----- PROVIDED DATA -----

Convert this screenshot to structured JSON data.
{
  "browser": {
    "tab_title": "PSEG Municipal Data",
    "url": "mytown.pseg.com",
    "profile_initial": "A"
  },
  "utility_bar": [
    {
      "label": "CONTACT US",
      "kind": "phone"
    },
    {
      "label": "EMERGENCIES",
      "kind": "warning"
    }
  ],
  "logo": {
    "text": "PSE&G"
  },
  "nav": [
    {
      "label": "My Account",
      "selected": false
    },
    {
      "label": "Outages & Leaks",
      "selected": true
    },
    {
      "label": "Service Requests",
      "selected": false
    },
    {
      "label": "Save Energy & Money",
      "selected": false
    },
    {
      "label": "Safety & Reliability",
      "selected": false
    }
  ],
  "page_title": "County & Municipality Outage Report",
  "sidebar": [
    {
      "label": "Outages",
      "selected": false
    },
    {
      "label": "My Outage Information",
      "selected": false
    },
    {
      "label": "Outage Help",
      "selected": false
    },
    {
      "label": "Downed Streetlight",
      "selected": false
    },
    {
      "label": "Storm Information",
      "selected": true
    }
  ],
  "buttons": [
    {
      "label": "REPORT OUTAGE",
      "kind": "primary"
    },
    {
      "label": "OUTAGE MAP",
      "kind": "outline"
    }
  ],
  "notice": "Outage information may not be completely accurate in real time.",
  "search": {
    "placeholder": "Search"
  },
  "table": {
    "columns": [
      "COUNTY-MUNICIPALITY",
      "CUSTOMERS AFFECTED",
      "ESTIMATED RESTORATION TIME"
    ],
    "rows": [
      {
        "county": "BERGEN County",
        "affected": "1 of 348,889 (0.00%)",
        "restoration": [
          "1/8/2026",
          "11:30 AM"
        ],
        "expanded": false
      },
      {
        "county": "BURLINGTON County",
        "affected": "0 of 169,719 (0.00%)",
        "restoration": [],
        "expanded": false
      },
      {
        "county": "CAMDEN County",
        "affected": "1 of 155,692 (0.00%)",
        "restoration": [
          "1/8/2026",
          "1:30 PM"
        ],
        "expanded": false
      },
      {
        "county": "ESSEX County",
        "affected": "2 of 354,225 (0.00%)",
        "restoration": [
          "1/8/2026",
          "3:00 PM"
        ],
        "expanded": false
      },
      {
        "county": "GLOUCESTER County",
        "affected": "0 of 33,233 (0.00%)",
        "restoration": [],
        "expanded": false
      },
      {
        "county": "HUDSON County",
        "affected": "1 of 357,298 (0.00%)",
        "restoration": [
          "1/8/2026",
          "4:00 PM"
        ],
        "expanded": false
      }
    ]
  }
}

-----

◆ TASK DESCRIPTION ◆
Restate the data above exactly, keeping each word as it stands.

◆ RIGHT ANSWER ◆
Convert this screenshot to structured JSON data.
{
  "browser": {
    "tab_title": "PSEG Municipal Data",
    "url": "mytown.pseg.com",
    "profile_initial": "A"
  },
  "utility_bar": [
    {
      "label": "CONTACT US",
      "kind": "phone"
    },
    {
      "label": "EMERGENCIES",
      "kind": "warning"
    }
  ],
  "logo": {
    "text": "PSE&G"
  },
  "nav": [
    {
      "label": "My Account",
      "selected": false
    },
    {
      "label": "Outages & Leaks",
      "selected": true
    },
    {
      "label": "Service Requests",
      "selected": false
    },
    {
      "label": "Save Energy & Money",
      "selected": false
    },
    {
      "label": "Safety & Reliability",
      "selected": false
    }
  ],
  "page_title": "County & Municipality Outage Report",
  "sidebar": [
    {
      "label": "Outages",
      "selected": false
    },
    {
      "label": "My Outage Information",
      "selected": false
    },
    {
      "label": "Outage Help",
      "selected": false
    },
    {
      "label": "Downed Streetlight",
      "selected": false
    },
    {
      "label": "Storm Information",
      "selected": true
    }
  ],
  "buttons": [
    {
      "label": "REPORT OUTAGE",
      "kind": "primary"
    },
    {
      "label": "OUTAGE MAP",
      "kind": "outline"
    }
  ],
  "notice": "Outage information may not be completely accurate in real time.",
  "search": {
    "placeholder": "Search"
  },
  "table": {
    "columns": [
      "COUNTY-MUNICIPALITY",
      "CUSTOMERS AFFECTED",
      "ESTIMATED RESTORATION TIME"
    ],
    "rows": [
      {
        "county": "BERGEN County",
        "affected": "1 of 348,889 (0.00%)",
        "restoration": [
          "1/8/2026",
          "11:30 AM"
        ],
        "expanded": false
      },
      {
        "county": "BURLINGTON County",
        "affected": "0 of 169,719 (0.00%)",
        "restoration": [],
        "expanded": false
      },
      {
        "county": "CAMDEN County",
        "affected": "1 of 155,692 (0.00%)",
        "restoration": [
          "1/8/2026",
          "1:30 PM"
        ],
        "expanded": false
      },
      {
        "county": "ESSEX County",
        "affected": "2 of 354,225 (0.00%)",
        "restoration": [
          "1/8/2026",
          "3:00 PM"
        ],
        "expanded": false
      },
      {
        "county": "GLOUCESTER County",
        "affected": "0 of 33,233 (0.00%)",
        "restoration": [],
        "expanded": false
      },
      {
        "county": "HUDSON County",
        "affected": "1 of 357,298 (0.00%)",
        "restoration": [
          "1/8/2026",
          "4:00 PM"
        ],
        "expanded": false
      }
    ]
  }
}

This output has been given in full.